**Exercise aim:**
Omit every image, and transcribe the remaining entries exactly as given.

**Data for this exercise:**
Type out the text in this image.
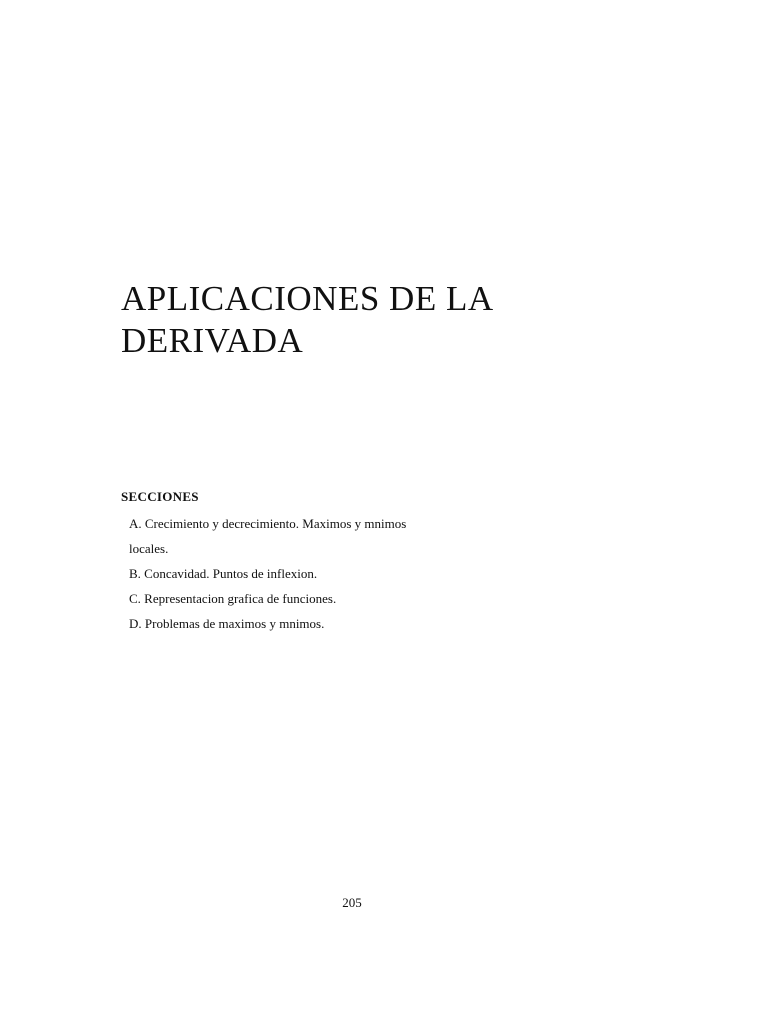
APLICACIONES DE LA
DERIVADA
SECCIONES
A. Crecimiento y decrecimiento. Maximos y mnimos
locales.
B. Concavidad. Puntos de inflexion.
C. Representacion grafica de funciones.
D. Problemas de maximos y mnimos.
205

**Response to the exercise:**
Type out the text in this image.
APLICACIONES DE LA
DERIVADA
SECCIONES
A. Crecimiento y decrecimiento. Maximos y mnimos
locales.
B. Concavidad. Puntos de inflexion.
C. Representacion grafica de funciones.
D. Problemas de maximos y mnimos.
205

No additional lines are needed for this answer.